WHAT THIS TASK INVOLVES — Copy out each line below exactly as it appears.

........

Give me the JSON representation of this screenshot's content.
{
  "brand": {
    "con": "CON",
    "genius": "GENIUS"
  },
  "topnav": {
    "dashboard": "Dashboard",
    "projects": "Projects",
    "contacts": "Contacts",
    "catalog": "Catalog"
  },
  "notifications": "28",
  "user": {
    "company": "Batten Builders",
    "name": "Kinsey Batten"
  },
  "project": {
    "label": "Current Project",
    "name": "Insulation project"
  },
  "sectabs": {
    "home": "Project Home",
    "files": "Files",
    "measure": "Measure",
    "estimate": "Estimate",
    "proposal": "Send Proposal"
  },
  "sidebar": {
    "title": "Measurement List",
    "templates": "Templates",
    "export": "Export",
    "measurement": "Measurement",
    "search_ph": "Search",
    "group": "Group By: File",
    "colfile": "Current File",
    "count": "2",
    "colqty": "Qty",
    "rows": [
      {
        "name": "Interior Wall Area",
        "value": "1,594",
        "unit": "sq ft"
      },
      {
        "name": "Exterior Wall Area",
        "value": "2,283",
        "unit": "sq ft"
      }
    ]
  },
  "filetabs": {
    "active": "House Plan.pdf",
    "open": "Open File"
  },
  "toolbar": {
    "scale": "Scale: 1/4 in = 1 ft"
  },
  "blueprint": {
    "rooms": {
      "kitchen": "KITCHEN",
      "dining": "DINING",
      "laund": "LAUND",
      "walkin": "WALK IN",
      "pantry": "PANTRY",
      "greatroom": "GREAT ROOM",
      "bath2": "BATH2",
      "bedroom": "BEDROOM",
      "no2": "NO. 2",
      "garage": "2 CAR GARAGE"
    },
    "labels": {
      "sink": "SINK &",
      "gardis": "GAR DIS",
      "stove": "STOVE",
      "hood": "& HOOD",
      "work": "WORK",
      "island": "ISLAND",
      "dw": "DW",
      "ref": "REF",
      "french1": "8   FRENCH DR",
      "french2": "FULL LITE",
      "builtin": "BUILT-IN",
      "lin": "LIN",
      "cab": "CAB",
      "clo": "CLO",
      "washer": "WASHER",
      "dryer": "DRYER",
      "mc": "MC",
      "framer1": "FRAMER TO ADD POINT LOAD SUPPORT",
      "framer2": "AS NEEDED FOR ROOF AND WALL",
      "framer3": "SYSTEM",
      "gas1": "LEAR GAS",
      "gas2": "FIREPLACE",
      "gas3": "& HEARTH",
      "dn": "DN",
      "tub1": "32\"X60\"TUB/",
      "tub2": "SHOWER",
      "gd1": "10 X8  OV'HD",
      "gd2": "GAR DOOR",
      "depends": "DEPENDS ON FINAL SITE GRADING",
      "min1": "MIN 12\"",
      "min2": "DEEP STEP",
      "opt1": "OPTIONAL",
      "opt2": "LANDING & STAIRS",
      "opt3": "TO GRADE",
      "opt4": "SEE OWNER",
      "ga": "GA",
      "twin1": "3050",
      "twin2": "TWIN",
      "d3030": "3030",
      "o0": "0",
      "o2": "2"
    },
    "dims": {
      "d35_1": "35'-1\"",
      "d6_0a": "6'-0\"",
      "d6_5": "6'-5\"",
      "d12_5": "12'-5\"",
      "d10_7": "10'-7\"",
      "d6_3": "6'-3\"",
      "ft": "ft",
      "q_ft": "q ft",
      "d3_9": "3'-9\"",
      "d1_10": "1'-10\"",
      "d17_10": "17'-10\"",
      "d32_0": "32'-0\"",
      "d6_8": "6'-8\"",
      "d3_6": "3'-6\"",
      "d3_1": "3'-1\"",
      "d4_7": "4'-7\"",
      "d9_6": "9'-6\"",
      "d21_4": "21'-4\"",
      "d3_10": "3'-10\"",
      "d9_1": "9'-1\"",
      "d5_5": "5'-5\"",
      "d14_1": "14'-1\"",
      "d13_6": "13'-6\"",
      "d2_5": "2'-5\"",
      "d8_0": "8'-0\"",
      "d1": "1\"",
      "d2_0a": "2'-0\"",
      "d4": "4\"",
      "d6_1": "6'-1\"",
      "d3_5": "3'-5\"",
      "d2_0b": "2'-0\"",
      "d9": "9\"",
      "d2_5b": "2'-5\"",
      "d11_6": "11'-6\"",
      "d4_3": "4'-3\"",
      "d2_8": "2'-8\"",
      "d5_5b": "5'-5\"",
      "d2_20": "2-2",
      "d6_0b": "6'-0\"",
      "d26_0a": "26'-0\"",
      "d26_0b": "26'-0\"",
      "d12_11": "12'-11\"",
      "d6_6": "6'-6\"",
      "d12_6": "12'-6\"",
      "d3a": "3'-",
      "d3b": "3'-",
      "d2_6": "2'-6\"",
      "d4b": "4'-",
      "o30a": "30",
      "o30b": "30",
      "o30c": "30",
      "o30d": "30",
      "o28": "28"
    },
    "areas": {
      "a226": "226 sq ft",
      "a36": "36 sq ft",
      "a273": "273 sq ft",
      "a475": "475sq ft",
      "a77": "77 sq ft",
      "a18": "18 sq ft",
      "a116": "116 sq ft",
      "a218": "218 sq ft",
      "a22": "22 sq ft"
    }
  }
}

........

PROBLEM SOLUTION —
Give me the JSON representation of this screenshot's content.
{
  "brand": {
    "con": "CON",
    "genius": "GENIUS"
  },
  "topnav": {
    "dashboard": "Dashboard",
    "projects": "Projects",
    "contacts": "Contacts",
    "catalog": "Catalog"
  },
  "notifications": "28",
  "user": {
    "company": "Batten Builders",
    "name": "Kinsey Batten"
  },
  "project": {
    "label": "Current Project",
    "name": "Insulation project"
  },
  "sectabs": {
    "home": "Project Home",
    "files": "Files",
    "measure": "Measure",
    "estimate": "Estimate",
    "proposal": "Send Proposal"
  },
  "sidebar": {
    "title": "Measurement List",
    "templates": "Templates",
    "export": "Export",
    "measurement": "Measurement",
    "search_ph": "Search",
    "group": "Group By: File",
    "colfile": "Current File",
    "count": "2",
    "colqty": "Qty",
    "rows": [
      {
        "name": "Interior Wall Area",
        "value": "1,594",
        "unit": "sq ft"
      },
      {
        "name": "Exterior Wall Area",
        "value": "2,283",
        "unit": "sq ft"
      }
    ]
  },
  "filetabs": {
    "active": "House Plan.pdf",
    "open": "Open File"
  },
  "toolbar": {
    "scale": "Scale: 1/4 in = 1 ft"
  },
  "blueprint": {
    "rooms": {
      "kitchen": "KITCHEN",
      "dining": "DINING",
      "laund": "LAUND",
      "walkin": "WALK IN",
      "pantry": "PANTRY",
      "greatroom": "GREAT ROOM",
      "bath2": "BATH2",
      "bedroom": "BEDROOM",
      "no2": "NO. 2",
      "garage": "2 CAR GARAGE"
    },
    "labels": {
      "sink": "SINK &",
      "gardis": "GAR DIS",
      "stove": "STOVE",
      "hood": "& HOOD",
      "work": "WORK",
      "island": "ISLAND",
      "dw": "DW",
      "ref": "REF",
      "french1": "8   FRENCH DR",
      "french2": "FULL LITE",
      "builtin": "BUILT-IN",
      "lin": "LIN",
      "cab": "CAB",
      "clo": "CLO",
      "washer": "WASHER",
      "dryer": "DRYER",
      "mc": "MC",
      "framer1": "FRAMER TO ADD POINT LOAD SUPPORT",
      "framer2": "AS NEEDED FOR ROOF AND WALL",
      "framer3": "SYSTEM",
      "gas1": "LEAR GAS",
      "gas2": "FIREPLACE",
      "gas3": "& HEARTH",
      "dn": "DN",
      "tub1": "32\"X60\"TUB/",
      "tub2": "SHOWER",
      "gd1": "10 X8  OV'HD",
      "gd2": "GAR DOOR",
      "depends": "DEPENDS ON FINAL SITE GRADING",
      "min1": "MIN 12\"",
      "min2": "DEEP STEP",
      "opt1": "OPTIONAL",
      "opt2": "LANDING & STAIRS",
      "opt3": "TO GRADE",
      "opt4": "SEE OWNER",
      "ga": "GA",
      "twin1": "3050",
      "twin2": "TWIN",
      "d3030": "3030",
      "o0": "0",
      "o2": "2"
    },
    "dims": {
      "d35_1": "35'-1\"",
      "d6_0a": "6'-0\"",
      "d6_5": "6'-5\"",
      "d12_5": "12'-5\"",
      "d10_7": "10'-7\"",
      "d6_3": "6'-3\"",
      "ft": "ft",
      "q_ft": "q ft",
      "d3_9": "3'-9\"",
      "d1_10": "1'-10\"",
      "d17_10": "17'-10\"",
      "d32_0": "32'-0\"",
      "d6_8": "6'-8\"",
      "d3_6": "3'-6\"",
      "d3_1": "3'-1\"",
      "d4_7": "4'-7\"",
      "d9_6": "9'-6\"",
      "d21_4": "21'-4\"",
      "d3_10": "3'-10\"",
      "d9_1": "9'-1\"",
      "d5_5": "5'-5\"",
      "d14_1": "14'-1\"",
      "d13_6": "13'-6\"",
      "d2_5": "2'-5\"",
      "d8_0": "8'-0\"",
      "d1": "1\"",
      "d2_0a": "2'-0\"",
      "d4": "4\"",
      "d6_1": "6'-1\"",
      "d3_5": "3'-5\"",
      "d2_0b": "2'-0\"",
      "d9": "9\"",
      "d2_5b": "2'-5\"",
      "d11_6": "11'-6\"",
      "d4_3": "4'-3\"",
      "d2_8": "2'-8\"",
      "d5_5b": "5'-5\"",
      "d2_20": "2-2",
      "d6_0b": "6'-0\"",
      "d26_0a": "26'-0\"",
      "d26_0b": "26'-0\"",
      "d12_11": "12'-11\"",
      "d6_6": "6'-6\"",
      "d12_6": "12'-6\"",
      "d3a": "3'-",
      "d3b": "3'-",
      "d2_6": "2'-6\"",
      "d4b": "4'-",
      "o30a": "30",
      "o30b": "30",
      "o30c": "30",
      "o30d": "30",
      "o28": "28"
    },
    "areas": {
      "a226": "226 sq ft",
      "a36": "36 sq ft",
      "a273": "273 sq ft",
      "a475": "475sq ft",
      "a77": "77 sq ft",
      "a18": "18 sq ft",
      "a116": "116 sq ft",
      "a218": "218 sq ft",
      "a22": "22 sq ft"
    }
  }
}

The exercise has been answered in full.